▶ Goal
Make an exact copy of all the entries, but do not reproduce the pictures.

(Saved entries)
━━━━━━━━

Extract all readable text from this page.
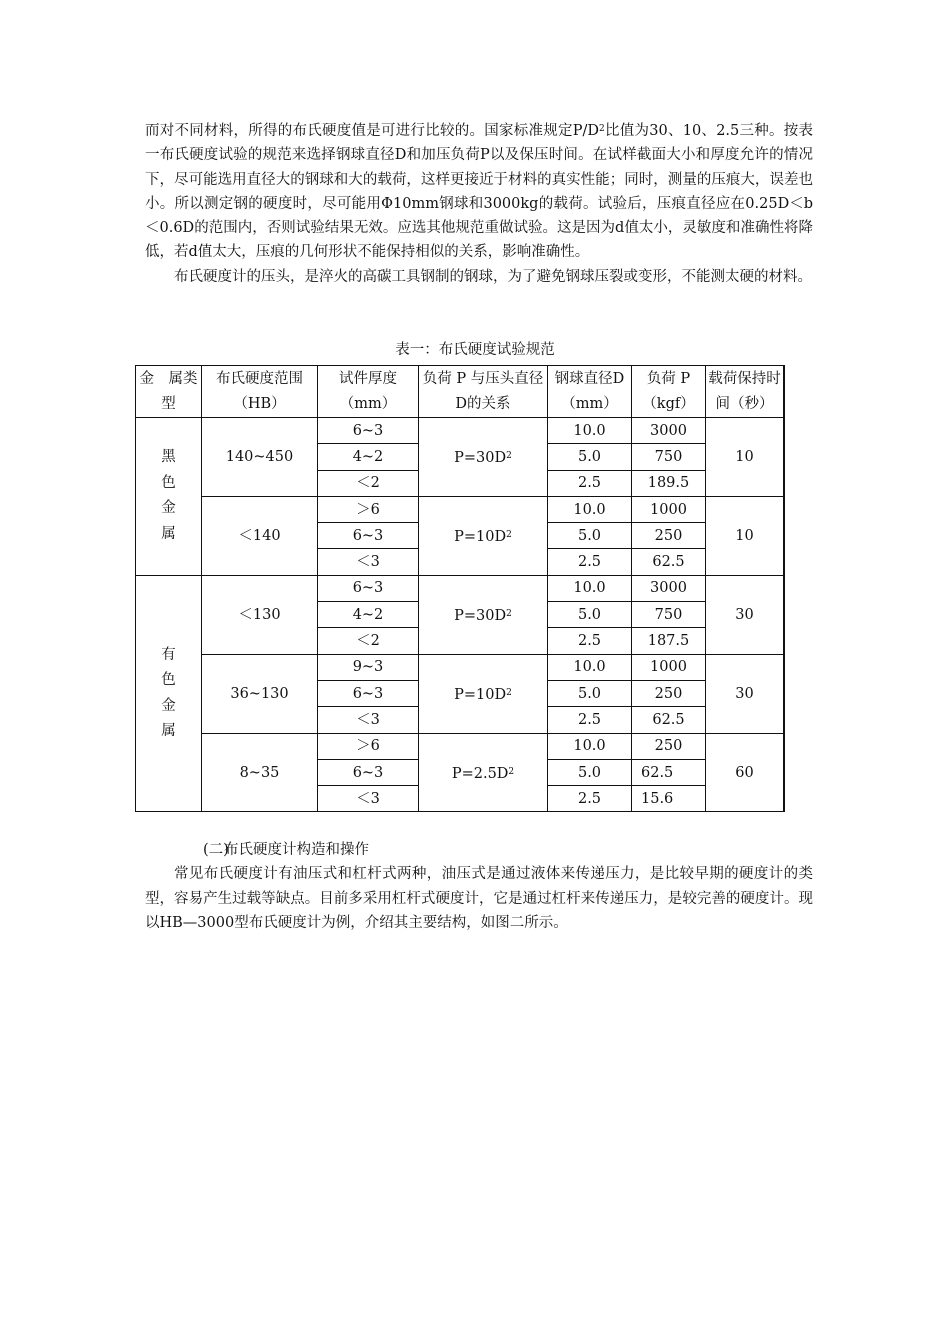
而对不同材料，所得的布氏硬度值是可进行比较的。国家标准规定$P/D^2$比值为30、10、2.5三种。按表一布氏硬度试验的规范来选择钢球直径D和加压负荷P以及保压时间。在试样截面大小和厚度允许的情况下，尽可能选用直径大的钢球和大的载荷，这样更接近于材料的真实性能；同时，测量的压痕大，误差也小。所以测定钢的硬度时，尽可能用Φ10mm钢球和3000kg的载荷。试验后，压痕直径应在0.25D＜b＜0.6D的范围内，否则试验结果无效。应选其他规范重做试验。这是因为d值太小，灵敏度和准确性将降低，若d值太大，压痕的几何形状不能保持相似的关系，影响准确性。

布氏硬度计的压头，是淬火的高碳工具钢制的钢球，为了避免钢球压裂或变形，不能测太硬的材料。

表一：布氏硬度试验规范
金　属类　型	布氏硬度范围（HB）	试件厚度（mm）	负荷 P 与压头直径D的关系	钢球直径D（mm）	负荷 P（kgf）	载荷保持时间（秒）
黑色金属	140~450	6~3	$P=30D^2$	10.0	3000	10
		4~2		5.0	750	
		＜2		2.5	189.5	
	＜140	＞6	$P=10D^2$	10.0	1000	10
		6~3		5.0	250	
		＜3		2.5	62.5	
有色金属	＜130	6~3	$P=30D^2$	10.0	3000	30
		4~2		5.0	750	
		＜2		2.5	187.5	
	36~130	9~3	$P=10D^2$	10.0	1000	30
		6~3		5.0	250	
		＜3		2.5	62.5	
	8~35	＞6	$P=2.5D^2$	10.0	250	60
		6~3		5.0	62.5	
		＜3		2.5	15.6	

(二)布氏硬度计构造和操作

常见布氏硬度计有油压式和杠杆式两种，油压式是通过液体来传递压力，是比较早期的硬度计的类型，容易产生过载等缺点。目前多采用杠杆式硬度计，它是通过杠杆来传递压力，是较完善的硬度计。现以HB—3000型布氏硬度计为例，介绍其主要结构，如图二所示。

━━━━━━━━

▶ Exercise answer
Extract all readable text from this page.
而对不同材料，所得的布氏硬度值是可进行比较的。国家标准规定$P/D^2$比值为30、10、2.5三种。按表一布氏硬度试验的规范来选择钢球直径D和加压负荷P以及保压时间。在试样截面大小和厚度允许的情况下，尽可能选用直径大的钢球和大的载荷，这样更接近于材料的真实性能；同时，测量的压痕大，误差也小。所以测定钢的硬度时，尽可能用Φ10mm钢球和3000kg的载荷。试验后，压痕直径应在0.25D＜b＜0.6D的范围内，否则试验结果无效。应选其他规范重做试验。这是因为d值太小，灵敏度和准确性将降低，若d值太大，压痕的几何形状不能保持相似的关系，影响准确性。

布氏硬度计的压头，是淬火的高碳工具钢制的钢球，为了避免钢球压裂或变形，不能测太硬的材料。

表一：布氏硬度试验规范
金　属类　型	布氏硬度范围（HB）	试件厚度（mm）	负荷 P 与压头直径D的关系	钢球直径D（mm）	负荷 P（kgf）	载荷保持时间（秒）
黑色金属	140~450	6~3	$P=30D^2$	10.0	3000	10
		4~2		5.0	750	
		＜2		2.5	189.5	
	＜140	＞6	$P=10D^2$	10.0	1000	10
		6~3		5.0	250	
		＜3		2.5	62.5	
有色金属	＜130	6~3	$P=30D^2$	10.0	3000	30
		4~2		5.0	750	
		＜2		2.5	187.5	
	36~130	9~3	$P=10D^2$	10.0	1000	30
		6~3		5.0	250	
		＜3		2.5	62.5	
	8~35	＞6	$P=2.5D^2$	10.0	250	60
		6~3		5.0	62.5	
		＜3		2.5	15.6	

(二)布氏硬度计构造和操作

常见布氏硬度计有油压式和杠杆式两种，油压式是通过液体来传递压力，是比较早期的硬度计的类型，容易产生过载等缺点。目前多采用杠杆式硬度计，它是通过杠杆来传递压力，是较完善的硬度计。现以HB—3000型布氏硬度计为例，介绍其主要结构，如图二所示。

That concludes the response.